▸ **Problem requirements**: Report only how many lines hold the word "физиология".

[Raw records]
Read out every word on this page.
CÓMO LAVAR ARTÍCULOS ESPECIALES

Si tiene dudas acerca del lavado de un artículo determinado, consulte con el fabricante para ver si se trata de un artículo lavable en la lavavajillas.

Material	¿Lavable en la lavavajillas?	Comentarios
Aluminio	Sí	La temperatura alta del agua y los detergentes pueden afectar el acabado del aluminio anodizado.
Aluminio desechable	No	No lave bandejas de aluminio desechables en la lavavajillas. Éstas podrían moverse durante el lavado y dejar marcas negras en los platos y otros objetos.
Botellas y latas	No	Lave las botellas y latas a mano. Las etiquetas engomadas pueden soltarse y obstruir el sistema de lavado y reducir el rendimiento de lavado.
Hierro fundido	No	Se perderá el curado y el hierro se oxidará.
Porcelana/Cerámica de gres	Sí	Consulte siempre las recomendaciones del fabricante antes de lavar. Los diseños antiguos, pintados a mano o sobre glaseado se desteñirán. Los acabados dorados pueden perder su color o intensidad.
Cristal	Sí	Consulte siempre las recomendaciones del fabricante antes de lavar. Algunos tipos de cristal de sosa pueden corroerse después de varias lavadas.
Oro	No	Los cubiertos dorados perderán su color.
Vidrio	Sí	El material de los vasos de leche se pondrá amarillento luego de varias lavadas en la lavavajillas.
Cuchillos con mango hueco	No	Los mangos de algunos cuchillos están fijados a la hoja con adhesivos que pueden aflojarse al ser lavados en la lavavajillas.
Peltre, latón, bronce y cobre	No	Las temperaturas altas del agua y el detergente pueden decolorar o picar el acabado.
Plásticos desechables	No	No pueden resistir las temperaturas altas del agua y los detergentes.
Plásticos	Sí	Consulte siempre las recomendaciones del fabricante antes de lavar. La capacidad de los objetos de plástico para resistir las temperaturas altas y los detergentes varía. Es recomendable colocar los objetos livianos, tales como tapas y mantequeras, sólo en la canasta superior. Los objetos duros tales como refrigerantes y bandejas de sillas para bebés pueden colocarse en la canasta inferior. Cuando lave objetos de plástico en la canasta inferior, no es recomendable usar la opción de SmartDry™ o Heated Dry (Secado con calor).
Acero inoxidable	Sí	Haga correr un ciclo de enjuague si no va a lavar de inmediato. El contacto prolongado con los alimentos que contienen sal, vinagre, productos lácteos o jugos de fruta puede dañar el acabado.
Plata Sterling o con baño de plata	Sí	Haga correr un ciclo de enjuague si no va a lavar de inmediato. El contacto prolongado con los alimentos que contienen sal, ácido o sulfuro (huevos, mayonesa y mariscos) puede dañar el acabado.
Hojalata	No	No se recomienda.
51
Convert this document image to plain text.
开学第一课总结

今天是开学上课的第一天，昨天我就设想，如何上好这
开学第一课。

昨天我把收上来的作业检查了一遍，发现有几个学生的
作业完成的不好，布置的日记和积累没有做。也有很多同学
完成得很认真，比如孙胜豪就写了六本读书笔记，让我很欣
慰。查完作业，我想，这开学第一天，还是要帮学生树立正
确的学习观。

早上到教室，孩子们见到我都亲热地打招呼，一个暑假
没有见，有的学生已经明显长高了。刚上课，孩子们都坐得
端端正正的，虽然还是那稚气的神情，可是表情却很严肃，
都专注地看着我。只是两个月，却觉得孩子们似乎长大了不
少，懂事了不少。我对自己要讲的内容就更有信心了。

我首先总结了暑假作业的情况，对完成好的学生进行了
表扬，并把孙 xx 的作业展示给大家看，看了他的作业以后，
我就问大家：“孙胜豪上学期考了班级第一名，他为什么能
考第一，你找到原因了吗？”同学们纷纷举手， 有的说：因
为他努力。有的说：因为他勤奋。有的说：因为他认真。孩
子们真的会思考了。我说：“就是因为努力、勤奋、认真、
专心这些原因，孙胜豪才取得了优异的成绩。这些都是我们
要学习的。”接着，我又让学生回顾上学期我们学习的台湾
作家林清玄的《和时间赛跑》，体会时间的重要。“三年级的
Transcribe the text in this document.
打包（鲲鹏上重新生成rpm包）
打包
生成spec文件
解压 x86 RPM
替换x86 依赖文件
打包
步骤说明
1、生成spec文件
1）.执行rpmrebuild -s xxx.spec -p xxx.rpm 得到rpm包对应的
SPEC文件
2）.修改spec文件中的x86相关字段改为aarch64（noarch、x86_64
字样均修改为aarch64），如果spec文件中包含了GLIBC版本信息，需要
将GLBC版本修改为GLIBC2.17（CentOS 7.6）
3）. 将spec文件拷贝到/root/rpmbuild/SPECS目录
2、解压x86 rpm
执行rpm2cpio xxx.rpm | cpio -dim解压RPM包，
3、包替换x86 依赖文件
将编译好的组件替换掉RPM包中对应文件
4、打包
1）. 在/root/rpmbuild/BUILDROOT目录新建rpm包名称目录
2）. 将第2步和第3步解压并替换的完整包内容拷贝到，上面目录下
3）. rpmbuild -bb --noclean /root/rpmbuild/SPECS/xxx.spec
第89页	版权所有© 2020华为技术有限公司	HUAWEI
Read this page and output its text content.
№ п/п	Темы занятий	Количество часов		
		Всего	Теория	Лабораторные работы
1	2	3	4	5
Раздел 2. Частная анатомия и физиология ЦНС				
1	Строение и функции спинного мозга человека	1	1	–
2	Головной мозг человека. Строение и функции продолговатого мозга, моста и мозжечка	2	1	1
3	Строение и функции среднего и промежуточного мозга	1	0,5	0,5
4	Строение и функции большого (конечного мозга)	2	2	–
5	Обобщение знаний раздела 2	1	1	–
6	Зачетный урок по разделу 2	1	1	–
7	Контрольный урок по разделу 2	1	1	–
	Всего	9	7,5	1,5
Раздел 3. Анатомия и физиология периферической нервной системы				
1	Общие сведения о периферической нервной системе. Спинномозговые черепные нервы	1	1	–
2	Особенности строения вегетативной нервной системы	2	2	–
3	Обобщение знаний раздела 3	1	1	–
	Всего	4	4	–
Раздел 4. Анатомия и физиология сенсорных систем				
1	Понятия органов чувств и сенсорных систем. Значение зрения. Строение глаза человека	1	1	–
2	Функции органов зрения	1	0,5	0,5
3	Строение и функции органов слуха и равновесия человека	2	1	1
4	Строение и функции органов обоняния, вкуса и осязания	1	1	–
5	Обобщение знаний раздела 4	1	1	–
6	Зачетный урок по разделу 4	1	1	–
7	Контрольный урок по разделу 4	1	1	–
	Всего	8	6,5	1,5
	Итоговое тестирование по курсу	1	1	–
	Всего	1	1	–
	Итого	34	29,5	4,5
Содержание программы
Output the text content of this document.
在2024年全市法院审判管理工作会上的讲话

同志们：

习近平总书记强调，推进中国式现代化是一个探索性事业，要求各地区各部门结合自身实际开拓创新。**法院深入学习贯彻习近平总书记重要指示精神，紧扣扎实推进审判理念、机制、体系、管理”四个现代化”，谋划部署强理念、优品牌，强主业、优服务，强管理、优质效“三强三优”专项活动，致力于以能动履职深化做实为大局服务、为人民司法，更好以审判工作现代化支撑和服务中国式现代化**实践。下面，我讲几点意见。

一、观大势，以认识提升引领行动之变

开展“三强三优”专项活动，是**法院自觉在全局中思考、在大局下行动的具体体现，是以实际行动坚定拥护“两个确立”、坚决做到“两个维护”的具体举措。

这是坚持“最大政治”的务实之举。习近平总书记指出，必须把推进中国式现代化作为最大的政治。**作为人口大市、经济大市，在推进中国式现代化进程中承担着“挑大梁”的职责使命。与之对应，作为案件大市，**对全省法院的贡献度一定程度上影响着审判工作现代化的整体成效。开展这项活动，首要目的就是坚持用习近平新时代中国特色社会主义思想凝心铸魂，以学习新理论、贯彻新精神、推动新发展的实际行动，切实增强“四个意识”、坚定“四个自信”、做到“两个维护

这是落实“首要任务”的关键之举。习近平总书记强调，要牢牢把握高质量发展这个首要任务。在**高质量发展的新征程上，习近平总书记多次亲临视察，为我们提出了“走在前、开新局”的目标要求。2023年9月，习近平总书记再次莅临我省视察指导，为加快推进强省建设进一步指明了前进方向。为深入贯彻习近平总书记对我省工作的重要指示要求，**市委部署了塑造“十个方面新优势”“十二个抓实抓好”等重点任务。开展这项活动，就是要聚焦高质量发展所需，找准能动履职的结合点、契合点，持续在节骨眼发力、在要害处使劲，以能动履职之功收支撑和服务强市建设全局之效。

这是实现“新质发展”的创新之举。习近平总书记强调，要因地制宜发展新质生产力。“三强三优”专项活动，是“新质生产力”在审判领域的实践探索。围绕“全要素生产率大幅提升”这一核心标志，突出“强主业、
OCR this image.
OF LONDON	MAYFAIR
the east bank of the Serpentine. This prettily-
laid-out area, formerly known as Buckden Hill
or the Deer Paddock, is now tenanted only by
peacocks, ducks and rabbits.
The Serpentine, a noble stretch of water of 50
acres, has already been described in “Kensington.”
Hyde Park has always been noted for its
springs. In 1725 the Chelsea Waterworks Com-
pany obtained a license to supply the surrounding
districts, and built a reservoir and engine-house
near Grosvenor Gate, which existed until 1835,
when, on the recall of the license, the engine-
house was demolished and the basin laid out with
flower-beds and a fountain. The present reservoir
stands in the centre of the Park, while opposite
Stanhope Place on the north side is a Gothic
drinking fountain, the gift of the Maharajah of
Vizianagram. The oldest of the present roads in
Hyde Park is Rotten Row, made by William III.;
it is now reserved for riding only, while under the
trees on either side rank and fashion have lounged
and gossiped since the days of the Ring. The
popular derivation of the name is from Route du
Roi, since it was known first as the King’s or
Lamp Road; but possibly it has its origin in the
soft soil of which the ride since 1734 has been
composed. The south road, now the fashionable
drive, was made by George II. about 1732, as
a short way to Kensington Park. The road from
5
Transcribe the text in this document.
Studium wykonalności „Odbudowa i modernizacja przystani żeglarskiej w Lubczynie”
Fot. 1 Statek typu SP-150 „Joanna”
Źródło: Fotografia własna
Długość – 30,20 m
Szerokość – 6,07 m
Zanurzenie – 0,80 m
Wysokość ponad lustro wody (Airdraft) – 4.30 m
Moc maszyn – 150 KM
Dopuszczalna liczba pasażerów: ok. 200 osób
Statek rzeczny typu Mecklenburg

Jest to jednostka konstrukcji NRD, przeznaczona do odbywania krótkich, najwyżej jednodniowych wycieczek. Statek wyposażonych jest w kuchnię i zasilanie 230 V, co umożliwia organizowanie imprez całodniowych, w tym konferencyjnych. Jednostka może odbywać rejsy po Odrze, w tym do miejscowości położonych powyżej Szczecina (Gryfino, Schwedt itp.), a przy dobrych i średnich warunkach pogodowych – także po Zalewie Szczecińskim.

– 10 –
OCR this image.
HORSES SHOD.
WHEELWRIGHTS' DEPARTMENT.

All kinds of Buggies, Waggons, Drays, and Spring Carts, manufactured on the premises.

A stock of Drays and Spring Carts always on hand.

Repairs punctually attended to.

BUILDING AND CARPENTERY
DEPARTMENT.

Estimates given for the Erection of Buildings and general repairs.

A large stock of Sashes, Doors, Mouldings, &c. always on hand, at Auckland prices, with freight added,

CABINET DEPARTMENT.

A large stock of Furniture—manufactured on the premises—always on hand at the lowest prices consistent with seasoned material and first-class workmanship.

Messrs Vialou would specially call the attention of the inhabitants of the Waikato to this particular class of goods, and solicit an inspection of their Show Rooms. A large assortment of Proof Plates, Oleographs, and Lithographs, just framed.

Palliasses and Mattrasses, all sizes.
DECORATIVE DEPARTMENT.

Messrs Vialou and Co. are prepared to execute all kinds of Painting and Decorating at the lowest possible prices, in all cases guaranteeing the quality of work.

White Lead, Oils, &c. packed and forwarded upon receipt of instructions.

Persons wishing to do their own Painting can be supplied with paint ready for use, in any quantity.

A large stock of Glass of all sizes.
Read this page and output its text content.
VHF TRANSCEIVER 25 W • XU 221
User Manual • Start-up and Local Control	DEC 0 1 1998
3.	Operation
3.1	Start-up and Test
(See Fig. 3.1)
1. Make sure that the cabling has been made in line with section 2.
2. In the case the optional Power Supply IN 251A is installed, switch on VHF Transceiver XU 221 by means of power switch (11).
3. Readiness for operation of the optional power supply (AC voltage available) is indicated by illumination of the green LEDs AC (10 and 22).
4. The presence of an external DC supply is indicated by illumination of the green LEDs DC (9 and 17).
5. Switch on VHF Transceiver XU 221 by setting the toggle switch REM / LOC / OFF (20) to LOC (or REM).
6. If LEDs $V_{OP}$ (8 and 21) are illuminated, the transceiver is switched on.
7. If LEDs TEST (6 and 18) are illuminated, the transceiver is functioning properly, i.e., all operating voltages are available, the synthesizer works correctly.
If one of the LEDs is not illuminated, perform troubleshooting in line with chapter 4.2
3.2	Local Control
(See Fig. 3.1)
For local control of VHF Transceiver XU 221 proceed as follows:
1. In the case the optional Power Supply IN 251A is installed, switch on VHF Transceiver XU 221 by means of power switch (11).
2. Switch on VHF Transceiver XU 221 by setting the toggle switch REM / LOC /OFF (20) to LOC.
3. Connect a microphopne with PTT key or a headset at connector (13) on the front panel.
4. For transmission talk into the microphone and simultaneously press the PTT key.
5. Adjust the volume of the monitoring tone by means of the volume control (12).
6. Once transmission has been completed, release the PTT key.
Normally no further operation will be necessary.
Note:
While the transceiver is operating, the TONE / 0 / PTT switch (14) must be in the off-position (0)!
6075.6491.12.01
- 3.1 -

▸ **Task solution**: 3